■ **Exercise A**
List every interior feature that the passage on the Haram below names for the Muslim shrines.
■ **Exercise B**
Extend the passage on the Haram below with a few sentences that follow on from its last line.

■ **Extract**
■ ■ ■ ■
The Haram today is a Muslim preserve, and tradition has it that Muhammad rose to heaven from this spot in Jerusalem to meet God face-to-face, received the teachings of Islam, and returned to Mecca the same night, and the great rock was the very spot from which the Prophet ascended.

The Muslim shrines are closed to non-Muslims to leave the faithful alone to enjoy the wondrous interiors of stained-glass windows, granite columns, green-and-gold mosaics, arabesques, and superb medieval masonry. Even if you can't get inside, the vast plaza is both visually and historically arresting and worth a visit. Take a look at the bright exterior tiles of the Dome of the Rock and the remarkable jigsaws of fitted red, white, and black stone in the 14th- and 15th-century Mamluk buildings that line the western edge of the plaza.

Security check lines to enter the area are often long; it's best to come early. Note that the gate near the Western Wall is for entrance only. You can exit through any of the other eight gates on the site. The Muslim attendants are very strict about modest dress, and prohibit Bibles in the area.

For information about these sites, see the feature "Jerusalem: Keeping the Faith" in this chapter.
■ ■ ■ ■
■ **Entries**
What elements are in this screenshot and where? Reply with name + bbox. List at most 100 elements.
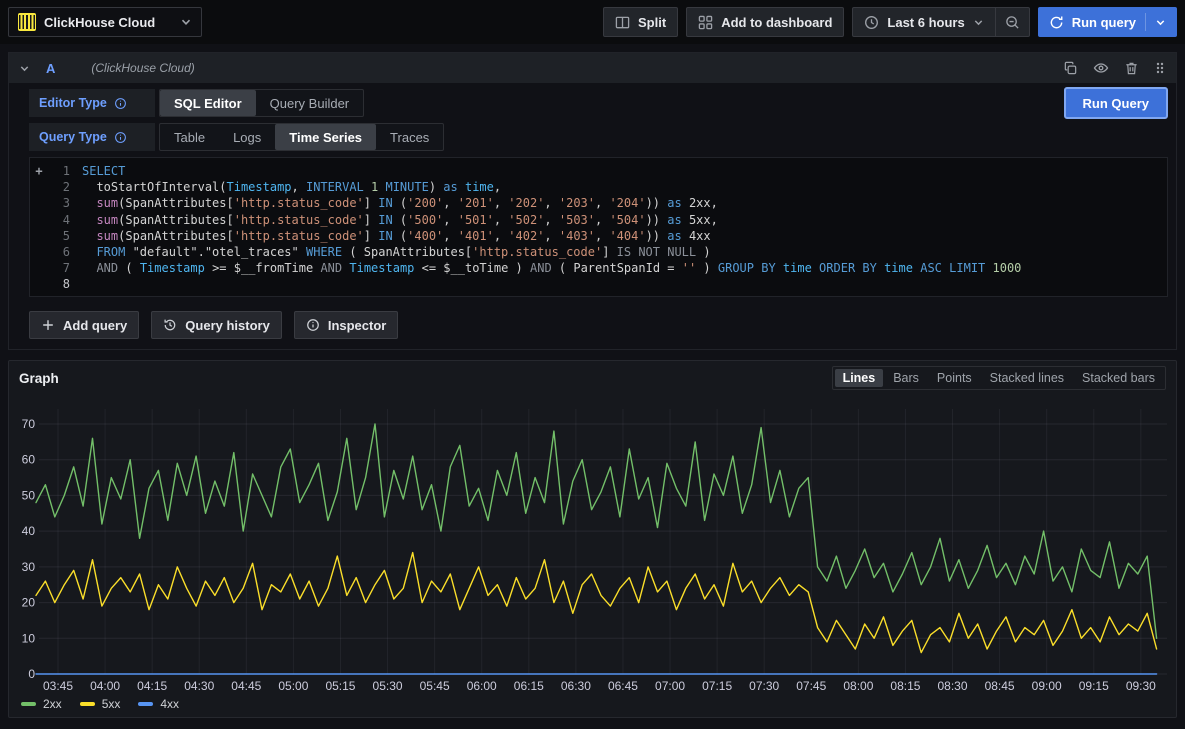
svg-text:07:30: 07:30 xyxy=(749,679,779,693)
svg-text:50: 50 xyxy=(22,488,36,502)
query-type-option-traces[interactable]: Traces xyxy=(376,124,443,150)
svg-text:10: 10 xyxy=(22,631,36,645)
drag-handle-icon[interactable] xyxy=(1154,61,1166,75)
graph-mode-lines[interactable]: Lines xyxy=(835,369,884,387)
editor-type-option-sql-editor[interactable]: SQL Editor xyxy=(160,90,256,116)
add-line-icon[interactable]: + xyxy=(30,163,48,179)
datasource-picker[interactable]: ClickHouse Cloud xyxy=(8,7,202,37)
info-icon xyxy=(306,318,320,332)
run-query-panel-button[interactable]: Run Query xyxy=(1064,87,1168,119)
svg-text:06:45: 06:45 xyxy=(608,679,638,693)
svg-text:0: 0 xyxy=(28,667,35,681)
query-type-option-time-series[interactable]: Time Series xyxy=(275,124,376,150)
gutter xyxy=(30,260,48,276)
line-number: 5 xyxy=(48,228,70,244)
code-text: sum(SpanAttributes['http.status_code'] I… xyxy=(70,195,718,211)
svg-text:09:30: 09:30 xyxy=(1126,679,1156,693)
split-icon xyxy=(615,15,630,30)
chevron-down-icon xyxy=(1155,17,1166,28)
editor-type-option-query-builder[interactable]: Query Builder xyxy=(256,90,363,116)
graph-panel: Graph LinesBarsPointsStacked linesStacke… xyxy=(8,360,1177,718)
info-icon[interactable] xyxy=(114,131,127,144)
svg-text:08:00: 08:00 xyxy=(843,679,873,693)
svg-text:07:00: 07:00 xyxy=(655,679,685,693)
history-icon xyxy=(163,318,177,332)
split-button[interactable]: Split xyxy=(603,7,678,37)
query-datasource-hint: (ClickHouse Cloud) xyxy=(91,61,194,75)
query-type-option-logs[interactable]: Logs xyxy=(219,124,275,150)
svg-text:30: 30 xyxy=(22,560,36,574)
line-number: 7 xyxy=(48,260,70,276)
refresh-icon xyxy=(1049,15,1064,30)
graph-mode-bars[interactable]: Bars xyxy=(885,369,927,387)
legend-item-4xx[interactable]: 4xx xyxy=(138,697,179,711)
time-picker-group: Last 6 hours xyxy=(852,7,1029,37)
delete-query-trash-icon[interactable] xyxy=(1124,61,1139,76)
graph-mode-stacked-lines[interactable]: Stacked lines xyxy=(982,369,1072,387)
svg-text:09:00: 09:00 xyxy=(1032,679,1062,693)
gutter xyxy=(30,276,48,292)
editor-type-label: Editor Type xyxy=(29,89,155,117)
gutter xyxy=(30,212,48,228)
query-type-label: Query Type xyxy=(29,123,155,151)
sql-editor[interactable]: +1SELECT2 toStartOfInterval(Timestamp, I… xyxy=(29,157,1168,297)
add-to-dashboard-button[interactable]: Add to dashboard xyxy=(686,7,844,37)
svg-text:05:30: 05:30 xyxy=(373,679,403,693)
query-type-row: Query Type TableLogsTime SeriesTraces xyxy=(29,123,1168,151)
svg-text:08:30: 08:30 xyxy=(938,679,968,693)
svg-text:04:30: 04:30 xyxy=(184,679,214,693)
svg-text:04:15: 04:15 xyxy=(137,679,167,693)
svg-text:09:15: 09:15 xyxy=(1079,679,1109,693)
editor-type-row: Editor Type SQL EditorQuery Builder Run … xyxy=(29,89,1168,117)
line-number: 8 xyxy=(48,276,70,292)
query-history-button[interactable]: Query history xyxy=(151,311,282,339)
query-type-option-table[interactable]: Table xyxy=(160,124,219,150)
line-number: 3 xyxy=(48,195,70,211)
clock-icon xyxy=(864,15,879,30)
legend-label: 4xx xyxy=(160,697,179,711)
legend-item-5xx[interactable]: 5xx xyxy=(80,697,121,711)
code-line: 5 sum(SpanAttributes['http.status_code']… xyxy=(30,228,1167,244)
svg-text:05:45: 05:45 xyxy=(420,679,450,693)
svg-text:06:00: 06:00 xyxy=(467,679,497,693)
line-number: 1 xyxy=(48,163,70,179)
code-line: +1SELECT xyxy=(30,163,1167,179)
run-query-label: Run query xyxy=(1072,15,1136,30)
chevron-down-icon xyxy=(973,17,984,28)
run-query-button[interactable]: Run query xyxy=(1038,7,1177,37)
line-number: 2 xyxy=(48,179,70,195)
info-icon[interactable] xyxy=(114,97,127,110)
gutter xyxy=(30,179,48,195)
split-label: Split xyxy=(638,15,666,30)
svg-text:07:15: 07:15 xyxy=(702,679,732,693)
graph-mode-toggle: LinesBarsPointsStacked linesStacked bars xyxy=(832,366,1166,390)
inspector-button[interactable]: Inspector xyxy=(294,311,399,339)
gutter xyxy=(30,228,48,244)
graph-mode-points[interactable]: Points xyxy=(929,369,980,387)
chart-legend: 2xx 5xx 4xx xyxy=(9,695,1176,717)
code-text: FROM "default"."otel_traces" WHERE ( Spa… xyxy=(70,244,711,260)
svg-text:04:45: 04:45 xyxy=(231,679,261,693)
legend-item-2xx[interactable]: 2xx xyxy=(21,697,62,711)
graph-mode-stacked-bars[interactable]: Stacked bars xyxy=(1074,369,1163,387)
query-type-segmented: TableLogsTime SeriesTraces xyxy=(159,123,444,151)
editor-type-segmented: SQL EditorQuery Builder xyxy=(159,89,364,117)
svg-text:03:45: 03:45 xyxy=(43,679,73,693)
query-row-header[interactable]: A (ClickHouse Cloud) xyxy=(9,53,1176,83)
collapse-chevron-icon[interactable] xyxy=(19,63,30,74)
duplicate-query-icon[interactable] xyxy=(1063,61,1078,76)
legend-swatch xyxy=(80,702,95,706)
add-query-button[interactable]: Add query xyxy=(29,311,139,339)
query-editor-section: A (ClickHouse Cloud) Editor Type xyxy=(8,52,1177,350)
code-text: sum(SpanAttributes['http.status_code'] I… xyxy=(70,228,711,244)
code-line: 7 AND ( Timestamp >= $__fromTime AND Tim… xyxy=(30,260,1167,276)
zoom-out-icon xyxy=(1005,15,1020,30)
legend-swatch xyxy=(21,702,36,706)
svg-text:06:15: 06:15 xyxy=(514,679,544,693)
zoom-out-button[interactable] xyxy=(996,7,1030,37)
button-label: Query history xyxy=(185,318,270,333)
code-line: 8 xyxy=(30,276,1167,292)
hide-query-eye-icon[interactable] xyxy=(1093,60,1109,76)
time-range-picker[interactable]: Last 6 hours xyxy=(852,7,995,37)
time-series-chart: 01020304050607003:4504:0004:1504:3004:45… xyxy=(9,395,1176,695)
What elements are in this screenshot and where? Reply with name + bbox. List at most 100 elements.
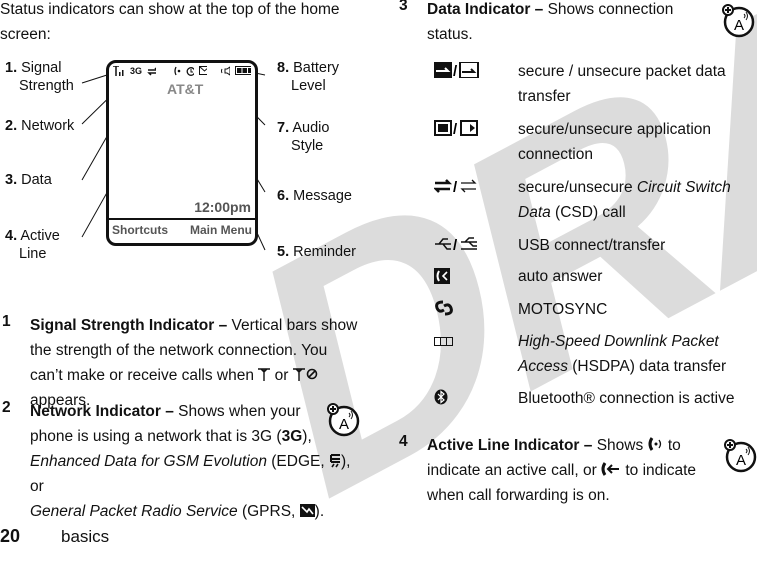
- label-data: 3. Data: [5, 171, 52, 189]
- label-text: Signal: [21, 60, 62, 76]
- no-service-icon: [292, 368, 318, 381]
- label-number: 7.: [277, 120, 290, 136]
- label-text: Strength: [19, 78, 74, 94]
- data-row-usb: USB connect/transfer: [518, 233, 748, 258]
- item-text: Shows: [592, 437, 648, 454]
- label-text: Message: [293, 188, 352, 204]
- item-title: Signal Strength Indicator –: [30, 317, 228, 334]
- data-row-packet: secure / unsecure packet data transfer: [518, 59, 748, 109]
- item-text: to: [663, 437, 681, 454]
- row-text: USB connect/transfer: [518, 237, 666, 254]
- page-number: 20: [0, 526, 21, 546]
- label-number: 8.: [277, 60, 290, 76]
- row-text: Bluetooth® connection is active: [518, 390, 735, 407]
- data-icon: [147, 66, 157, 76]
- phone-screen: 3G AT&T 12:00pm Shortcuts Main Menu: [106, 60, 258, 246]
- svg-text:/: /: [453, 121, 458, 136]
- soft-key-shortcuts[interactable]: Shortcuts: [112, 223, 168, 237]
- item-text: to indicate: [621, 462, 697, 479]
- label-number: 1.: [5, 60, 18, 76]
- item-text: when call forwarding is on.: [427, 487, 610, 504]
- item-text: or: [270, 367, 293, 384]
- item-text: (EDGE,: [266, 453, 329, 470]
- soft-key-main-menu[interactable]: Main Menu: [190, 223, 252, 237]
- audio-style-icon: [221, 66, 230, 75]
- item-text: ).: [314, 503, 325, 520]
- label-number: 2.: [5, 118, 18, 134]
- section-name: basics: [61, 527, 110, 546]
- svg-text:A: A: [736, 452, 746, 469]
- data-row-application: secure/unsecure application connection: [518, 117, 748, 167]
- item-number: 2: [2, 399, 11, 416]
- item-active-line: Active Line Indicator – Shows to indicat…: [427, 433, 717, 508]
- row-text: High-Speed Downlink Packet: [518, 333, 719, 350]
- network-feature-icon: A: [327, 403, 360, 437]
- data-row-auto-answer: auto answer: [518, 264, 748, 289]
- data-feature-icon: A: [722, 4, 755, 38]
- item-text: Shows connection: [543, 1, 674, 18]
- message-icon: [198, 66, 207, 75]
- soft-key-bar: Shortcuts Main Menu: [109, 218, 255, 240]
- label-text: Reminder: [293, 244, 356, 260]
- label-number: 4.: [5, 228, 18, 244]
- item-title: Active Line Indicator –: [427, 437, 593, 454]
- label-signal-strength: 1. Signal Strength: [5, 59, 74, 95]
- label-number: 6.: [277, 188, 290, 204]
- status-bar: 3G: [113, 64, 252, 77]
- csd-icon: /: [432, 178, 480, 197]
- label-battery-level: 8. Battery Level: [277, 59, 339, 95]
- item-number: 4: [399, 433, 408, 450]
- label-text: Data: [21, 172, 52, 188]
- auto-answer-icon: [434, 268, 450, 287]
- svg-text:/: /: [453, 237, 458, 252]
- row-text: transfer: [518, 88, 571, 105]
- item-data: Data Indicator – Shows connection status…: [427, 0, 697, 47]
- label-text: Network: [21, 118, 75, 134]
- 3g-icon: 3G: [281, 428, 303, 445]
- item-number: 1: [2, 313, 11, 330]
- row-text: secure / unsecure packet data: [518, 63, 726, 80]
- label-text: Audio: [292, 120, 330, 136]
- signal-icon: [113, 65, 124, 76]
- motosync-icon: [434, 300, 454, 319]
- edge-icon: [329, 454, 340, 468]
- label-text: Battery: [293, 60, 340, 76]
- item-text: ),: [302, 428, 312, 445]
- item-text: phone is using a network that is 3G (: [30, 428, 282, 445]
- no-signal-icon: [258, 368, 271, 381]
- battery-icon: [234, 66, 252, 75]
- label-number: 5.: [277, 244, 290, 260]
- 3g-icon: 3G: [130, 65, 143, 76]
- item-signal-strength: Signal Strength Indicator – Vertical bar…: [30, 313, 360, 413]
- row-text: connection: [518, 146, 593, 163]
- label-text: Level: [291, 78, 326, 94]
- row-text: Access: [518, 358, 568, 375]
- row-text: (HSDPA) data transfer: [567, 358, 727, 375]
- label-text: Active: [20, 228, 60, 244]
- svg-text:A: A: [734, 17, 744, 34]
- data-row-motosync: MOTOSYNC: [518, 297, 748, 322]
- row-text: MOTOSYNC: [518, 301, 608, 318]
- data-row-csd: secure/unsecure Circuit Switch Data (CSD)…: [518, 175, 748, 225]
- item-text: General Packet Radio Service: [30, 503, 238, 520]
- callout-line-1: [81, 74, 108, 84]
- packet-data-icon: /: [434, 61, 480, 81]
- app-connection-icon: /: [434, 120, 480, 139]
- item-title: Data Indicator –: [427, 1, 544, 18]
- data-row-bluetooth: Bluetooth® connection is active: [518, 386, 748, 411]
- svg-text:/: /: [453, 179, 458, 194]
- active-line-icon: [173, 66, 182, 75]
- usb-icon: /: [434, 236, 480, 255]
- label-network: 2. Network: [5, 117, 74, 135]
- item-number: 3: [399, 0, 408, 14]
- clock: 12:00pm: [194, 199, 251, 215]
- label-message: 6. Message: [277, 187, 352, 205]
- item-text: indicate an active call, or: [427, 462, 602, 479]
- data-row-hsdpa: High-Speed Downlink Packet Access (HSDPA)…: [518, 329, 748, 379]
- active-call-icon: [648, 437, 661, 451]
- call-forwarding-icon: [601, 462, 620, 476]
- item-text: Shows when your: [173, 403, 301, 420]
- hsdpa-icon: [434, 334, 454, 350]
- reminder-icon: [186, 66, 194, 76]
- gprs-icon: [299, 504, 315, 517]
■ ■ ■ ■
■ **Task answer A**
stained-glass windows, granite columns, green-and-gold mosaics, arabesques, superb medieval masonry

■ **Task answer B**
Dormition Abbey

The large, round Roman Catholic church, with its distinctive cone-shaped roof, ornamented turrets, and landmark clock tower, is a Jerusalem landmark. It was built on land bought by the German emperor Kaiser Wilhelm II when he visited Jerusalem in 1898. The German Benedictines dedicated the echoing main church, with its Byzantine-style apse and mosaic floors, in 1910. The lower-level crypt houses a cenotaph with a carved-stone figure of Mary in repose (dormitio), reflecting the tradition that she fell into eternal sleep. Among the adjacent little chapels is one donated by the Ivory Coast, with wooden figures and motifs inlaid with ivory. The premises include a bookstore and a coffee shop. A visit takes about 25 minutes.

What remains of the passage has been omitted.